*Task goal*: Leave the pictures out and transcribe every record exactly.

*Data supplied*:
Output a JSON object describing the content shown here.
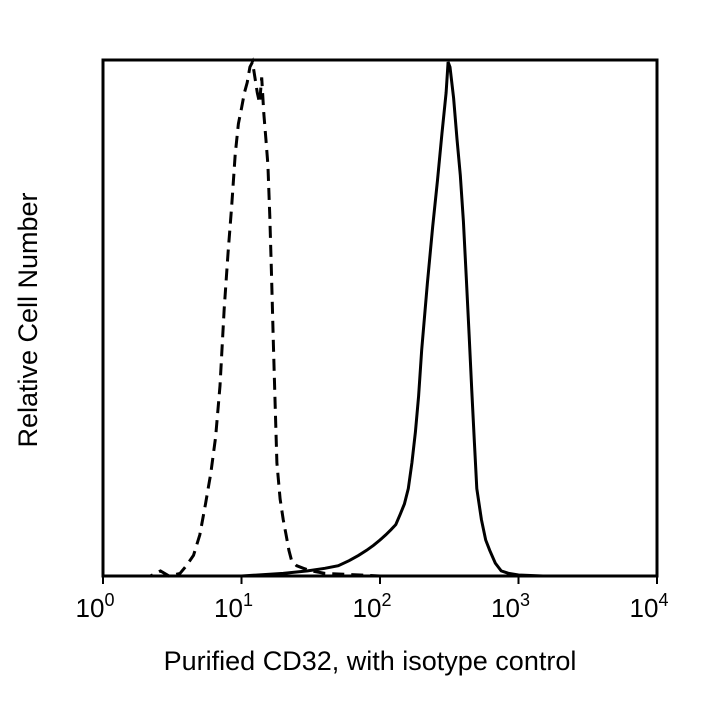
{
  "chart_data": {
    "type": "line",
    "xlabel": "Purified CD32, with isotype control",
    "ylabel": "Relative Cell Number",
    "x_scale": "log",
    "xlim": [
      1,
      10000
    ],
    "ylim": [
      0,
      100
    ],
    "x_ticks": [
      {
        "value": 1,
        "base": "10",
        "exp": "0"
      },
      {
        "value": 10,
        "base": "10",
        "exp": "1"
      },
      {
        "value": 100,
        "base": "10",
        "exp": "2"
      },
      {
        "value": 1000,
        "base": "10",
        "exp": "3"
      },
      {
        "value": 10000,
        "base": "10",
        "exp": "4"
      }
    ],
    "grid": false,
    "series": [
      {
        "style": "dashed",
        "color": "#000000",
        "x": [
          1,
          2.2,
          2.6,
          3.0,
          3.6,
          4.0,
          4.5,
          5.0,
          5.5,
          6.0,
          6.5,
          7.0,
          7.5,
          8.0,
          8.5,
          9.0,
          9.5,
          10.0,
          10.5,
          11.0,
          11.5,
          12.0,
          12.5,
          13.0,
          13.5,
          14.0,
          14.5,
          15.0,
          15.5,
          16.0,
          16.5,
          17.0,
          17.5,
          18.0,
          19.0,
          20.0,
          21.0,
          22.0,
          23.0,
          25.0,
          28.0,
          32.0,
          40.0,
          60.0,
          100.0,
          10000
        ],
        "y": [
          0,
          0,
          1,
          0,
          0.5,
          2,
          4,
          8,
          14,
          20,
          27,
          37,
          52,
          63,
          72,
          82,
          88,
          91,
          94,
          96,
          99,
          100,
          97,
          94,
          92,
          97,
          90,
          85,
          80,
          70,
          58,
          45,
          33,
          22,
          15,
          11,
          8,
          5,
          3,
          2,
          1.5,
          1,
          0.5,
          0.3,
          0,
          0
        ]
      },
      {
        "style": "solid",
        "color": "#000000",
        "x": [
          1,
          10,
          20,
          30,
          40,
          50,
          60,
          70,
          80,
          90,
          100,
          110,
          120,
          130,
          140,
          150,
          160,
          170,
          180,
          190,
          200,
          220,
          240,
          260,
          280,
          300,
          310,
          320,
          340,
          360,
          380,
          400,
          420,
          440,
          460,
          480,
          500,
          540,
          580,
          620,
          680,
          750,
          850,
          1000,
          1500,
          10000
        ],
        "y": [
          0,
          0,
          0.5,
          1,
          1.5,
          2,
          3,
          4,
          5,
          6,
          7,
          8,
          9,
          10,
          12,
          14,
          17,
          22,
          28,
          35,
          44,
          57,
          68,
          77,
          86,
          94,
          100,
          99,
          93,
          85,
          78,
          69,
          58,
          47,
          36,
          26,
          17,
          11,
          7,
          5,
          2.5,
          1,
          0.5,
          0.2,
          0,
          0
        ]
      }
    ]
  }
}
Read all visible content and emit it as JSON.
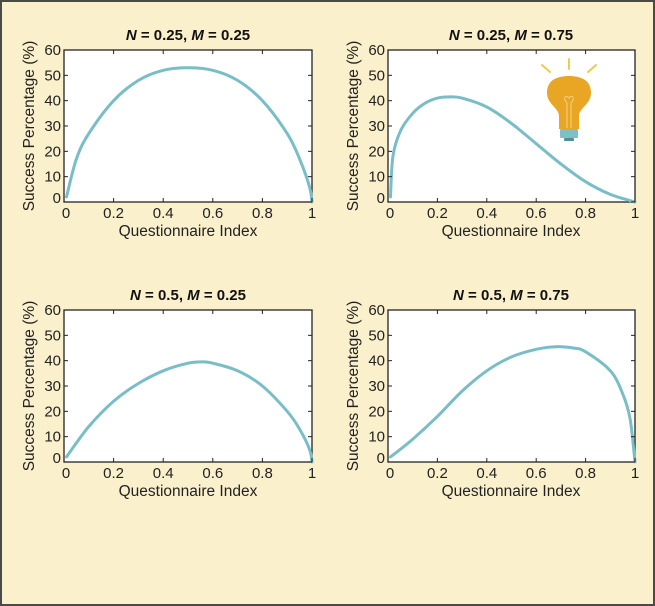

*Reply*:
Output a JSON object describing the content shown here.
{
  "chart_data": {
    "type": "line",
    "xlabel": "Purified CD32, with isotype control",
    "ylabel": "Relative Cell Number",
    "x_scale": "log",
    "xlim": [
      1,
      10000
    ],
    "ylim": [
      0,
      100
    ],
    "x_ticks": [
      {
        "value": 1,
        "base": "10",
        "exp": "0"
      },
      {
        "value": 10,
        "base": "10",
        "exp": "1"
      },
      {
        "value": 100,
        "base": "10",
        "exp": "2"
      },
      {
        "value": 1000,
        "base": "10",
        "exp": "3"
      },
      {
        "value": 10000,
        "base": "10",
        "exp": "4"
      }
    ],
    "grid": false,
    "series": [
      {
        "style": "dashed",
        "color": "#000000",
        "x": [
          1,
          2.2,
          2.6,
          3.0,
          3.6,
          4.0,
          4.5,
          5.0,
          5.5,
          6.0,
          6.5,
          7.0,
          7.5,
          8.0,
          8.5,
          9.0,
          9.5,
          10.0,
          10.5,
          11.0,
          11.5,
          12.0,
          12.5,
          13.0,
          13.5,
          14.0,
          14.5,
          15.0,
          15.5,
          16.0,
          16.5,
          17.0,
          17.5,
          18.0,
          19.0,
          20.0,
          21.0,
          22.0,
          23.0,
          25.0,
          28.0,
          32.0,
          40.0,
          60.0,
          100.0,
          10000
        ],
        "y": [
          0,
          0,
          1,
          0,
          0.5,
          2,
          4,
          8,
          14,
          20,
          27,
          37,
          52,
          63,
          72,
          82,
          88,
          91,
          94,
          96,
          99,
          100,
          97,
          94,
          92,
          97,
          90,
          85,
          80,
          70,
          58,
          45,
          33,
          22,
          15,
          11,
          8,
          5,
          3,
          2,
          1.5,
          1,
          0.5,
          0.3,
          0,
          0
        ]
      },
      {
        "style": "solid",
        "color": "#000000",
        "x": [
          1,
          10,
          20,
          30,
          40,
          50,
          60,
          70,
          80,
          90,
          100,
          110,
          120,
          130,
          140,
          150,
          160,
          170,
          180,
          190,
          200,
          220,
          240,
          260,
          280,
          300,
          310,
          320,
          340,
          360,
          380,
          400,
          420,
          440,
          460,
          480,
          500,
          540,
          580,
          620,
          680,
          750,
          850,
          1000,
          1500,
          10000
        ],
        "y": [
          0,
          0,
          0.5,
          1,
          1.5,
          2,
          3,
          4,
          5,
          6,
          7,
          8,
          9,
          10,
          12,
          14,
          17,
          22,
          28,
          35,
          44,
          57,
          68,
          77,
          86,
          94,
          100,
          99,
          93,
          85,
          78,
          69,
          58,
          47,
          36,
          26,
          17,
          11,
          7,
          5,
          2.5,
          1,
          0.5,
          0.2,
          0,
          0
        ]
      }
    ]
  }
}
Read all visible content and emit it as JSON.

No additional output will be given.